Copy out each line of the material in which the word "thumbs" appears.

○ ○ ○

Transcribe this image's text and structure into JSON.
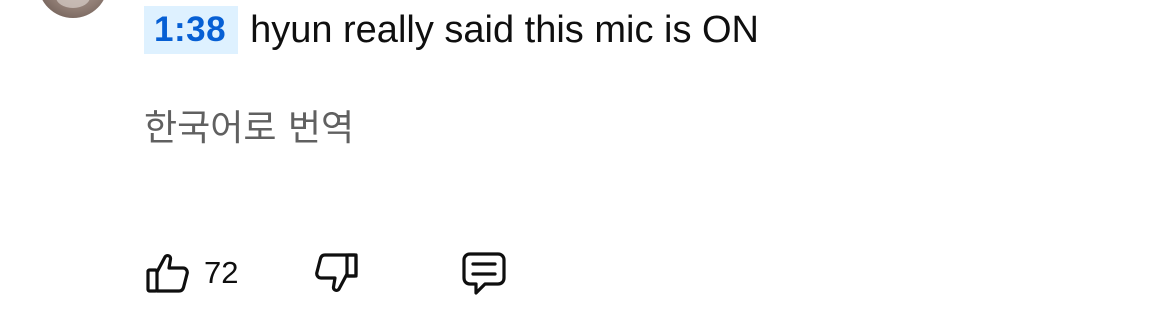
{
  "comment": {
    "timestamp": "1:38",
    "text": "hyun really said this mic is ON",
    "translate_label": "한국어로 번역"
  },
  "actions": {
    "like_count": "72",
    "like_icon": "thumbs-up-icon",
    "dislike_icon": "thumbs-down-icon",
    "reply_icon": "comment-icon"
  },
  "colors": {
    "timestamp_text": "#065fd4",
    "timestamp_bg": "#def1ff",
    "text": "#0f0f0f",
    "secondary_text": "#606060"
  }
}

○ ○ ○

→ **ANSWER TO THIS TASK**:
    "like_icon": "thumbs-up-icon",
    "dislike_icon": "thumbs-down-icon",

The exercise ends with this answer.